-- BEGIN The input --

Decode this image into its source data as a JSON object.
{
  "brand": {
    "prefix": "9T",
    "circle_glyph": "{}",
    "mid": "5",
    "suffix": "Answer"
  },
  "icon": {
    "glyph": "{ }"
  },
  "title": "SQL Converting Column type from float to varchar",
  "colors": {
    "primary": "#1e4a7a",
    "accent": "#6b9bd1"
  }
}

-- END The input --

* **Exercise objective**: Each line of the material should be duplicated exactly, please.

* **Answer for this exercise**:
Decode this image into its source data as a JSON object.
{
  "brand": {
    "prefix": "9T",
    "circle_glyph": "{}",
    "mid": "5",
    "suffix": "Answer"
  },
  "icon": {
    "glyph": "{ }"
  },
  "title": "SQL Converting Column type from float to varchar",
  "colors": {
    "primary": "#1e4a7a",
    "accent": "#6b9bd1"
  }
}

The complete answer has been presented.